### Data shown
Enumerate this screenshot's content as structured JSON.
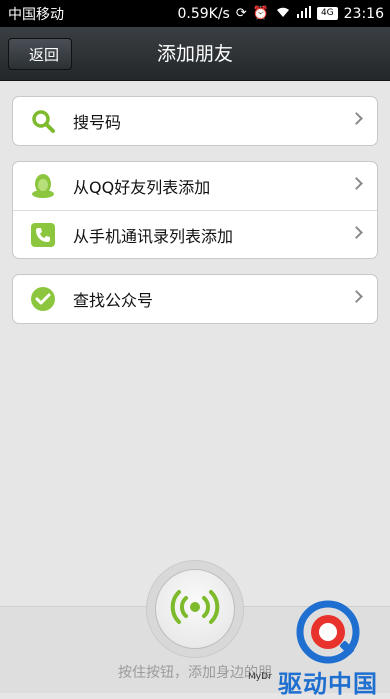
{
  "status_bar": {
    "carrier": "中国移动",
    "speed": "0.59K/s",
    "network": "4G",
    "time": "23:16"
  },
  "nav": {
    "back_label": "返回",
    "title": "添加朋友"
  },
  "menu": {
    "search_number": "搜号码",
    "qq_friends": "从QQ好友列表添加",
    "contacts": "从手机通讯录列表添加",
    "public_account": "查找公众号"
  },
  "radar": {
    "hint": "按住按钮，添加身边的朋"
  },
  "watermark": {
    "text": "驱动中国",
    "small": "MyDr"
  },
  "colors": {
    "accent_green": "#8cc63f",
    "nav_bg": "#2b2f33"
  },
  "icons": [
    "search-icon",
    "qq-penguin-icon",
    "phone-icon",
    "check-circle-icon",
    "radar-signal-icon"
  ]
}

### Work to complete
Restate the whole of the material word for word without the pictures.

### Response
Enumerate this screenshot's content as structured JSON.
{
  "status_bar": {
    "carrier": "中国移动",
    "speed": "0.59K/s",
    "network": "4G",
    "time": "23:16"
  },
  "nav": {
    "back_label": "返回",
    "title": "添加朋友"
  },
  "menu": {
    "search_number": "搜号码",
    "qq_friends": "从QQ好友列表添加",
    "contacts": "从手机通讯录列表添加",
    "public_account": "查找公众号"
  },
  "radar": {
    "hint": "按住按钮，添加身边的朋"
  },
  "watermark": {
    "text": "驱动中国",
    "small": "MyDr"
  },
  "colors": {
    "accent_green": "#8cc63f",
    "nav_bg": "#2b2f33"
  },
  "icons": [
    "search-icon",
    "qq-penguin-icon",
    "phone-icon",
    "check-circle-icon",
    "radar-signal-icon"
  ]
}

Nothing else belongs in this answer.